**TASK DESCRIPTION**
Determine how many lines in these records hold "Temps". Only the number is wanted.

===== DATA SHOWN

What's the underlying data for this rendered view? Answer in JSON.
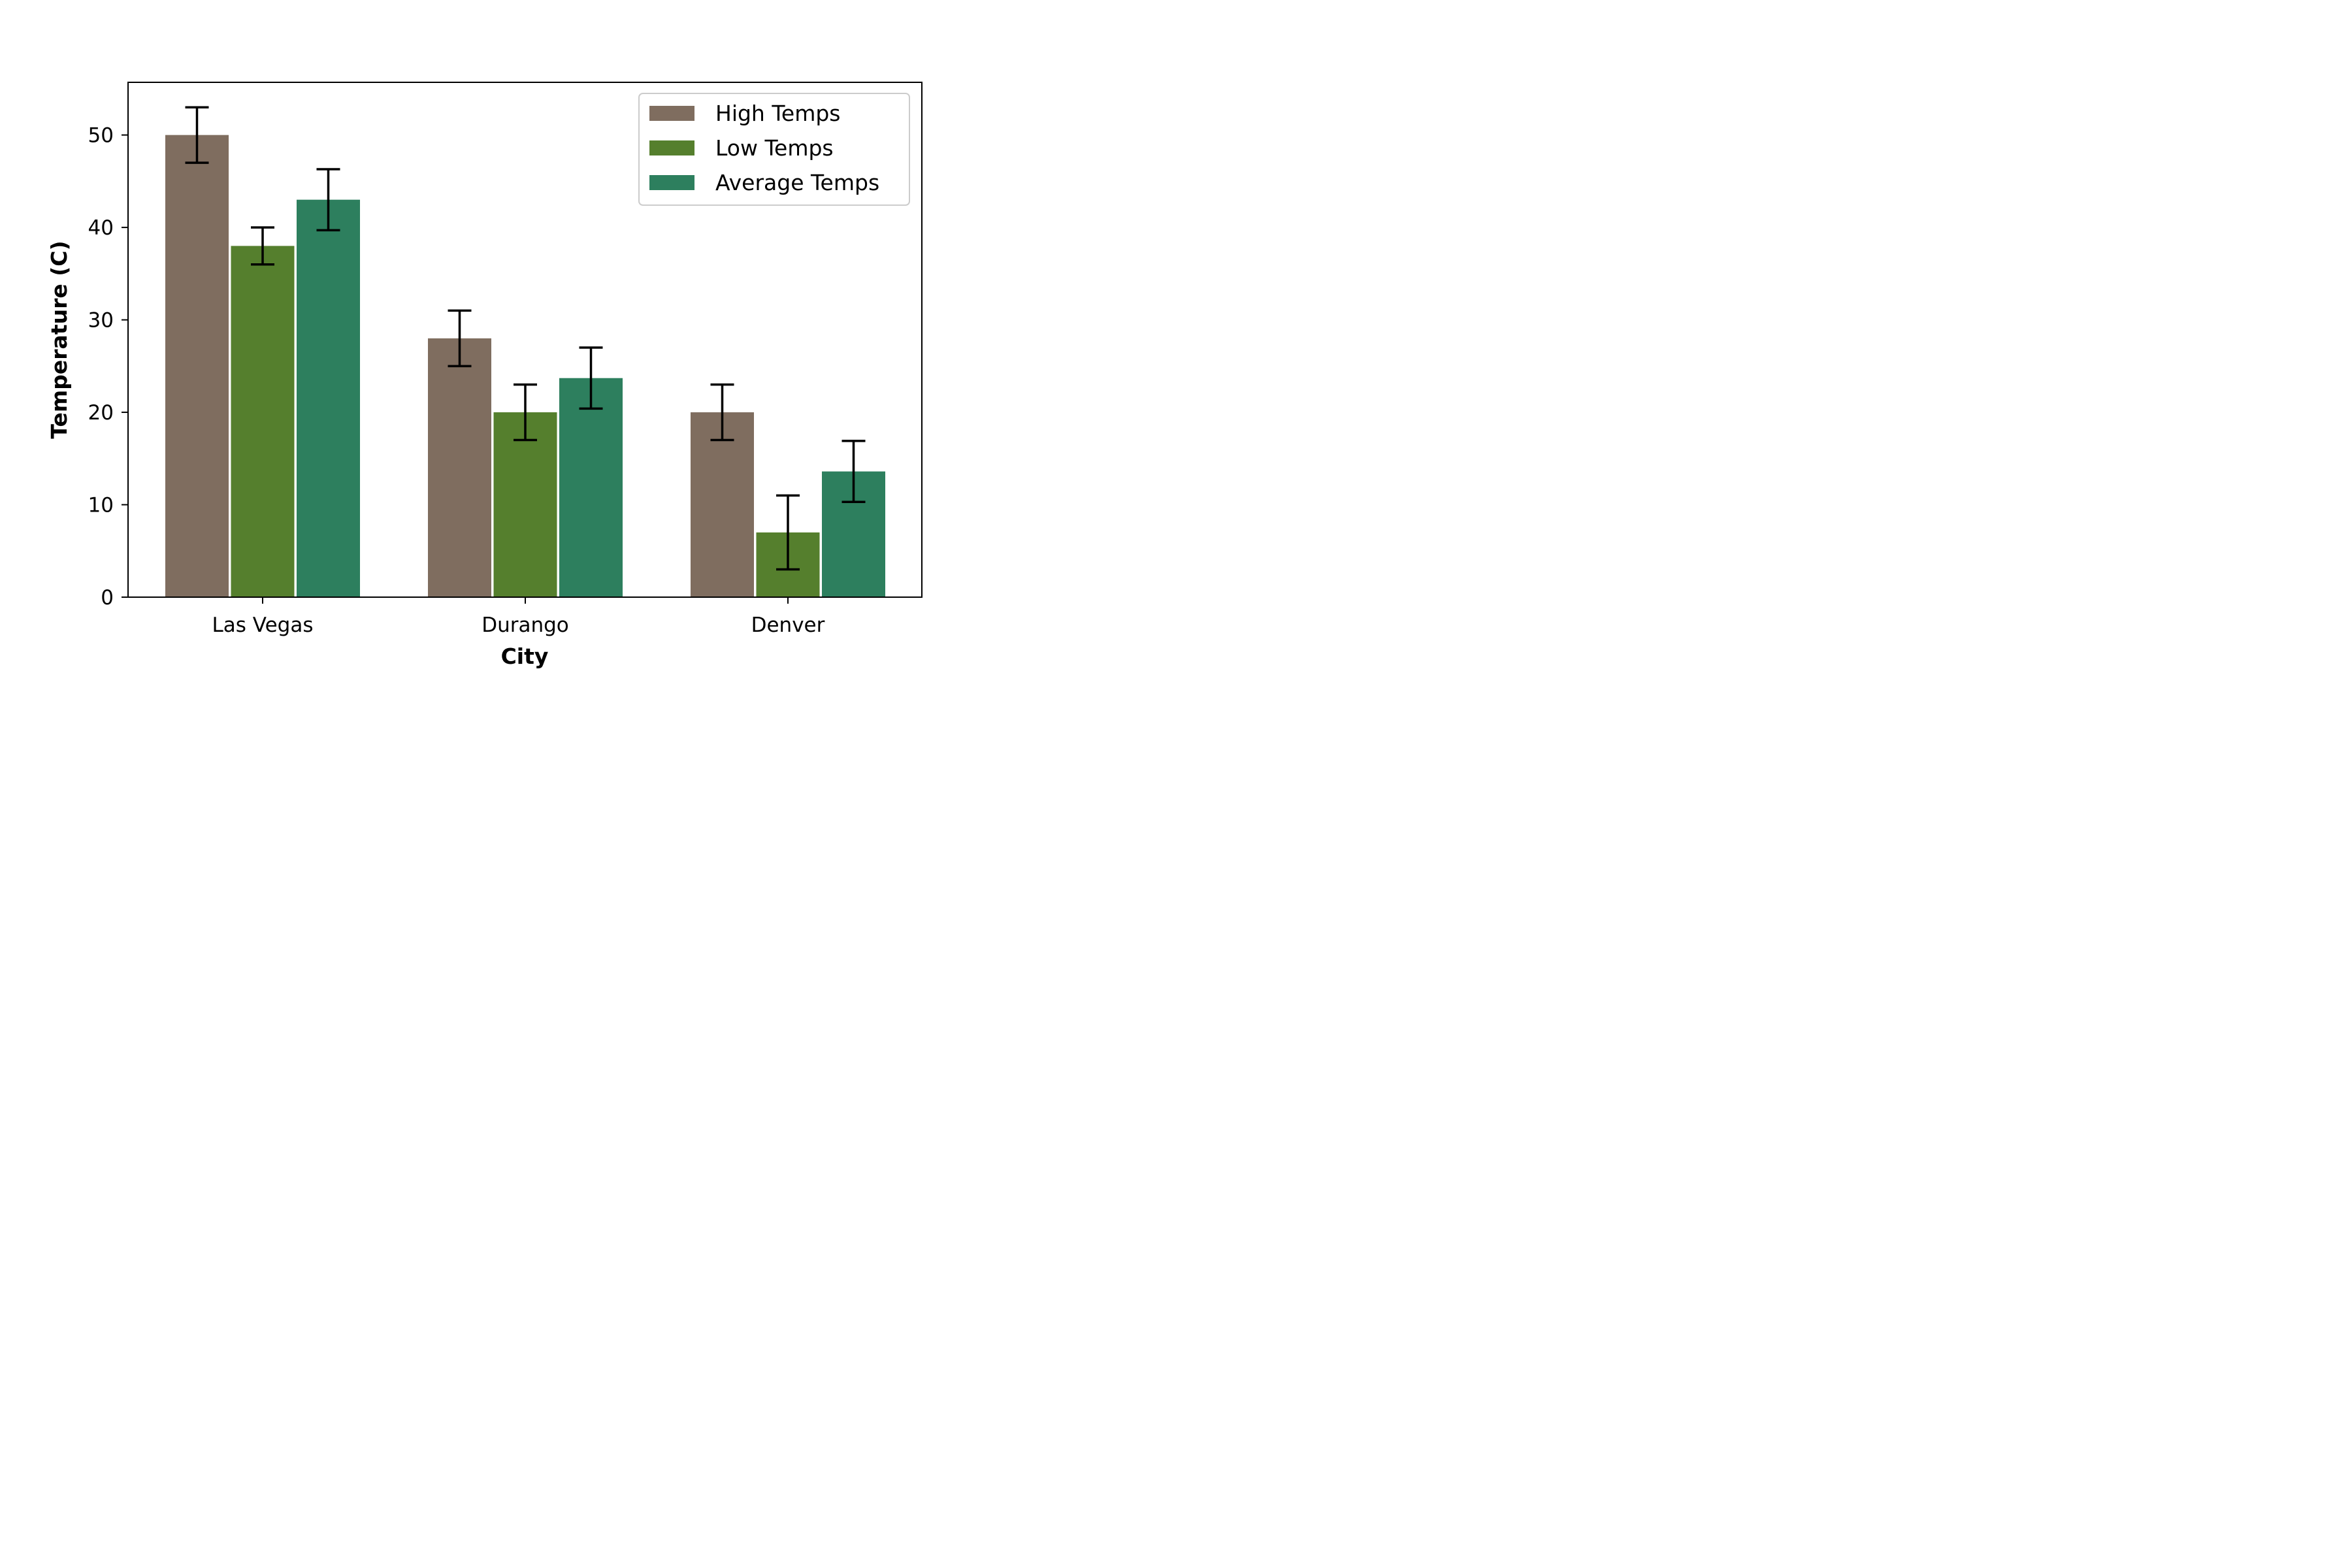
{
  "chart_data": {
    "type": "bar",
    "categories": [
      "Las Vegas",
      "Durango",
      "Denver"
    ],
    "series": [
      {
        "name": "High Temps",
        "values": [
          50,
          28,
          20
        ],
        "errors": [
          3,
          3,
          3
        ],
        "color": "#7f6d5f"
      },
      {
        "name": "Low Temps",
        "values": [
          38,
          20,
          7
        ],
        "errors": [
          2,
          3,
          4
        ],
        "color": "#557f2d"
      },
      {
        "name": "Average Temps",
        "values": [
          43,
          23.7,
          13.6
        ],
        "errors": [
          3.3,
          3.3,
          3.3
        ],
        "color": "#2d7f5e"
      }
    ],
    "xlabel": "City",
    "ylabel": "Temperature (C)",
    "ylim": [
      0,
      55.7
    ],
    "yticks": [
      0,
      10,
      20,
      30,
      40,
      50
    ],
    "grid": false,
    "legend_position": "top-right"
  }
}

==========

**RESPONSE FOR THIS EXERCISE**
3